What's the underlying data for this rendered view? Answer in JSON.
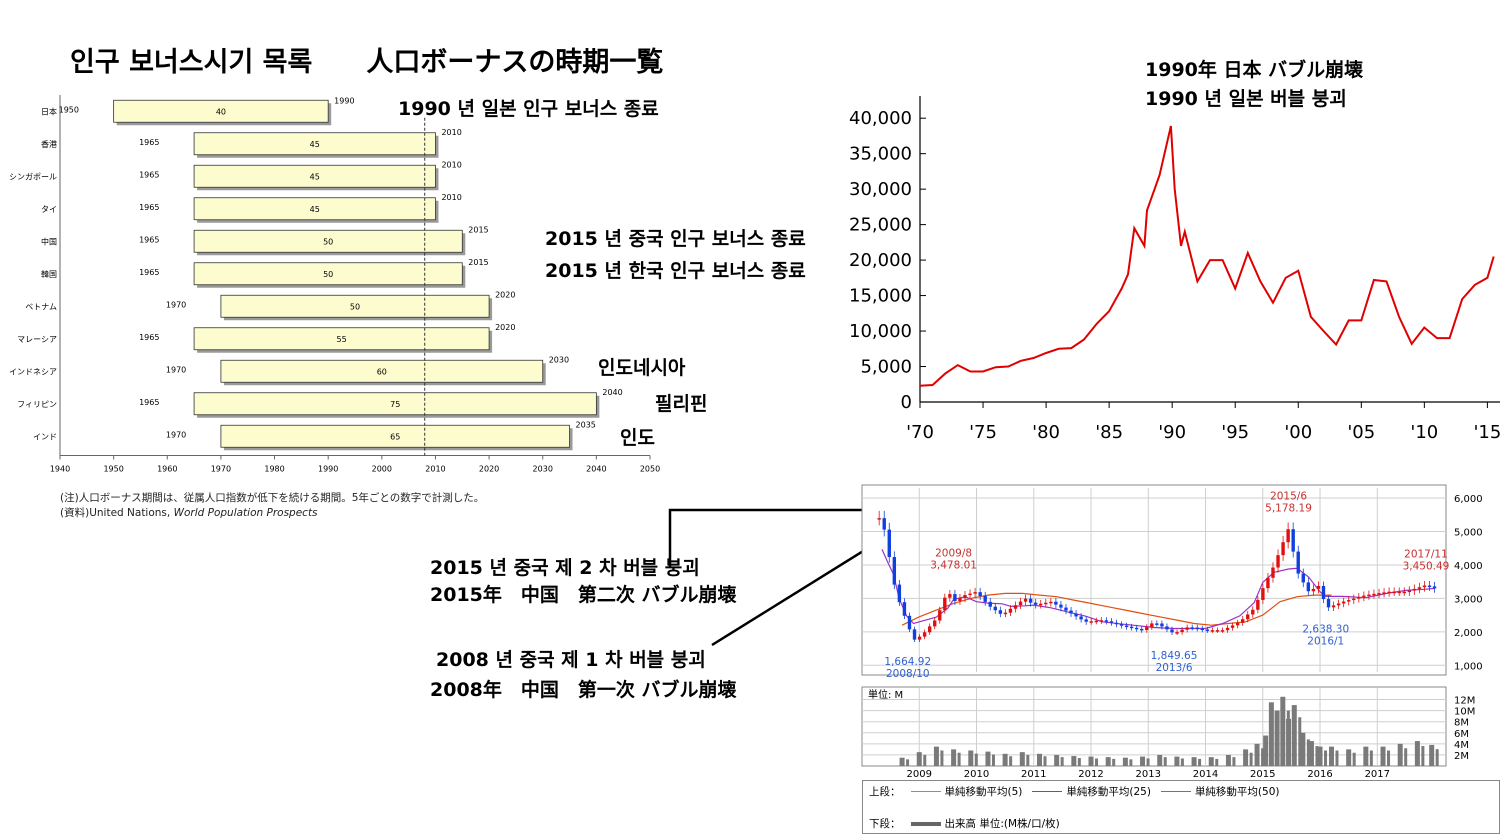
{
  "page": {
    "title": "인구 보너스시기 목록　　人口ボーナスの時期一覧",
    "note_line1": "(注)人口ボーナス期間は、従属人口指数が低下を続ける期間。5年ごとの数字で計測した。",
    "note_line2_prefix": "(資料)United Nations, ",
    "note_line2_italic": "World Population Prospects",
    "annotations": {
      "japan_end": "1990 년 일본 인구 보너스 종료",
      "china_end": "2015 년 중국 인구 보너스 종료",
      "korea_end": "2015 년 한국 인구 보너스 종료",
      "indonesia": "인도네시아",
      "philippines": "필리핀",
      "india": "인도",
      "bubble_jp_1": "1990年 日本 バブル崩壊",
      "bubble_jp_2": "1990 년 일본 버블 붕괴",
      "bubble_cn2_kr": "2015 년 중국 제 2 차 버블 붕괴",
      "bubble_cn2_jp": "2015年　中国　第二次 バブル崩壊",
      "bubble_cn1_kr": "2008 년 중국 제 1 차 버블 붕괴",
      "bubble_cn1_jp": "2008年　中国　第一次 バブル崩壊"
    },
    "legend": {
      "upper_label": "上段：",
      "ma5": "単純移動平均(5)",
      "ma25": "単純移動平均(25)",
      "ma50": "単純移動平均(50)",
      "lower_label": "下段：",
      "volume": "出来高 単位:(M株/口/枚)"
    },
    "colors": {
      "bar_fill": "#fdfccf",
      "nikkei_line": "#e00000",
      "ma5": "#a0a000",
      "ma25": "#9b30c8",
      "ma50": "#e05010",
      "up_candle": "#e01010",
      "down_candle": "#1040e0",
      "volume_bar": "#7a7a7a",
      "high_label": "#c83030",
      "low_label": "#3060d0"
    }
  },
  "chart_data": [
    {
      "type": "bar",
      "id": "population-bonus",
      "orientation": "horizontal",
      "categories": [
        "日本",
        "香港",
        "シンガポール",
        "タイ",
        "中国",
        "韓国",
        "ベトナム",
        "マレーシア",
        "インドネシア",
        "フィリピン",
        "インド"
      ],
      "start": [
        1950,
        1965,
        1965,
        1965,
        1965,
        1965,
        1970,
        1965,
        1970,
        1965,
        1970
      ],
      "end": [
        1990,
        2010,
        2010,
        2010,
        2015,
        2015,
        2020,
        2020,
        2030,
        2040,
        2035
      ],
      "values": [
        40,
        45,
        45,
        45,
        50,
        50,
        50,
        55,
        60,
        75,
        65
      ],
      "start_labels": [
        "1950",
        "1965",
        "1965",
        "1965",
        "1965",
        "1965",
        "1970",
        "1965",
        "1970",
        "1965",
        "1970"
      ],
      "end_labels": [
        "1990",
        "2010",
        "2010",
        "2010",
        "2015",
        "2015",
        "2020",
        "2020",
        "2030",
        "2040",
        "2035"
      ],
      "xlim": [
        1940,
        2050
      ],
      "xticks": [
        "1940",
        "1950",
        "1960",
        "1970",
        "1980",
        "1990",
        "2000",
        "2010",
        "2020",
        "2030",
        "2040",
        "2050"
      ],
      "reference_line_x": 2008
    },
    {
      "type": "line",
      "id": "nikkei-225",
      "x": [
        1970,
        1971,
        1972,
        1973,
        1974,
        1975,
        1976,
        1977,
        1978,
        1979,
        1980,
        1981,
        1982,
        1983,
        1984,
        1985,
        1986,
        1986.5,
        1987,
        1987.8,
        1988,
        1989,
        1989.9,
        1990.2,
        1990.7,
        1991,
        1992,
        1993,
        1994,
        1995,
        1996,
        1997,
        1998,
        1999,
        2000,
        2001,
        2002,
        2003,
        2004,
        2005,
        2006,
        2007,
        2008,
        2009,
        2010,
        2011,
        2012,
        2013,
        2014,
        2015,
        2015.5
      ],
      "y": [
        2300,
        2400,
        4000,
        5200,
        4300,
        4300,
        4900,
        5000,
        5800,
        6200,
        6900,
        7500,
        7600,
        8800,
        11000,
        12800,
        16000,
        18000,
        24500,
        22000,
        27000,
        32000,
        38900,
        30000,
        22000,
        24000,
        17000,
        20000,
        20000,
        16000,
        21000,
        17000,
        14000,
        17500,
        18500,
        12000,
        10000,
        8100,
        11500,
        11500,
        17200,
        17000,
        12000,
        8200,
        10500,
        9000,
        9000,
        14500,
        16500,
        17500,
        20500
      ],
      "xlim": [
        1970,
        2016
      ],
      "ylim": [
        0,
        42000
      ],
      "xticks": [
        "'70",
        "'75",
        "'80",
        "'85",
        "'90",
        "'95",
        "'00",
        "'05",
        "'10",
        "'15"
      ],
      "yticks": [
        "0",
        "5,000",
        "10,000",
        "15,000",
        "20,000",
        "25,000",
        "30,000",
        "35,000",
        "40,000"
      ]
    },
    {
      "type": "line",
      "id": "shanghai-composite",
      "x": [
        2008.35,
        2008.45,
        2008.55,
        2008.65,
        2008.78,
        2008.9,
        2009.05,
        2009.3,
        2009.5,
        2009.6,
        2009.8,
        2010.0,
        2010.2,
        2010.45,
        2010.6,
        2010.85,
        2011.0,
        2011.3,
        2011.6,
        2011.9,
        2012.2,
        2012.5,
        2012.9,
        2013.1,
        2013.45,
        2013.7,
        2014.0,
        2014.3,
        2014.6,
        2014.85,
        2015.0,
        2015.2,
        2015.45,
        2015.6,
        2015.8,
        2016.0,
        2016.1,
        2016.4,
        2016.8,
        2017.2,
        2017.5,
        2017.85,
        2018.0
      ],
      "y": [
        5400,
        4500,
        3500,
        2900,
        2300,
        1750,
        1900,
        2400,
        3250,
        2900,
        3100,
        3200,
        2800,
        2500,
        2700,
        3000,
        2800,
        2900,
        2600,
        2300,
        2350,
        2200,
        2050,
        2300,
        1950,
        2150,
        2050,
        2050,
        2300,
        2700,
        3300,
        4000,
        5100,
        3800,
        3200,
        3400,
        2700,
        2900,
        3100,
        3200,
        3200,
        3400,
        3300
      ],
      "ma50_y": [
        2200,
        2450,
        2650,
        2850,
        3000,
        3100,
        3150,
        3150,
        3100,
        3050,
        2950,
        2850,
        2750,
        2650,
        2550,
        2450,
        2350,
        2250,
        2200,
        2250,
        2300,
        2500,
        2900,
        3050,
        3100,
        3100
      ],
      "ma50_x": [
        2008.7,
        2009.0,
        2009.3,
        2009.6,
        2009.9,
        2010.2,
        2010.5,
        2010.8,
        2011.1,
        2011.4,
        2011.7,
        2012.0,
        2012.3,
        2012.6,
        2012.9,
        2013.2,
        2013.5,
        2013.8,
        2014.1,
        2014.4,
        2014.7,
        2015.0,
        2015.3,
        2015.6,
        2015.9,
        2016.2
      ],
      "xlim": [
        2008.0,
        2018.2
      ],
      "ylim": [
        800,
        6300
      ],
      "xticks": [
        "2009",
        "2010",
        "2011",
        "2012",
        "2013",
        "2014",
        "2015",
        "2016",
        "2017"
      ],
      "yticks": [
        "1,000",
        "2,000",
        "3,000",
        "4,000",
        "5,000",
        "6,000"
      ],
      "annotations": [
        {
          "x": 2009.6,
          "y": 3478.01,
          "label1": "2009/8",
          "label2": "3,478.01",
          "kind": "high"
        },
        {
          "x": 2008.8,
          "y": 1664.92,
          "label1": "1,664.92",
          "label2": "2008/10",
          "kind": "low"
        },
        {
          "x": 2013.45,
          "y": 1849.65,
          "label1": "1,849.65",
          "label2": "2013/6",
          "kind": "low"
        },
        {
          "x": 2015.45,
          "y": 5178.19,
          "label1": "2015/6",
          "label2": "5,178.19",
          "kind": "high"
        },
        {
          "x": 2016.1,
          "y": 2638.3,
          "label1": "2,638.30",
          "label2": "2016/1",
          "kind": "low"
        },
        {
          "x": 2017.85,
          "y": 3450.49,
          "label1": "2017/11",
          "label2": "3,450.49",
          "kind": "high"
        }
      ]
    },
    {
      "type": "bar",
      "id": "shanghai-volume",
      "unit_label": "単位: M",
      "ylim": [
        0,
        13
      ],
      "yticks": [
        "2M",
        "4M",
        "6M",
        "8M",
        "10M",
        "12M"
      ],
      "xlim": [
        2008.0,
        2018.2
      ],
      "x": [
        2008.7,
        2009.0,
        2009.3,
        2009.6,
        2009.9,
        2010.2,
        2010.5,
        2010.8,
        2011.1,
        2011.4,
        2011.7,
        2012.0,
        2012.3,
        2012.6,
        2012.9,
        2013.2,
        2013.5,
        2013.8,
        2014.1,
        2014.4,
        2014.7,
        2014.9,
        2015.05,
        2015.15,
        2015.25,
        2015.35,
        2015.45,
        2015.55,
        2015.7,
        2015.85,
        2016.0,
        2016.2,
        2016.5,
        2016.8,
        2017.1,
        2017.4,
        2017.7,
        2017.95
      ],
      "values": [
        1.5,
        2.5,
        3.5,
        3.0,
        2.8,
        2.6,
        2.2,
        2.5,
        2.2,
        2.0,
        1.8,
        1.7,
        1.6,
        1.5,
        1.7,
        2.0,
        1.7,
        1.6,
        1.6,
        2.0,
        3.0,
        4.0,
        5.5,
        11.5,
        10.0,
        12.5,
        8.5,
        11.0,
        6.0,
        4.5,
        3.5,
        3.5,
        3.0,
        3.5,
        3.5,
        4.0,
        4.5,
        3.8
      ]
    }
  ]
}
.....
§ SET EXERCISE
From the material, report only how many lines include the word "shanghai".

§ RESULT OF THE TASK
2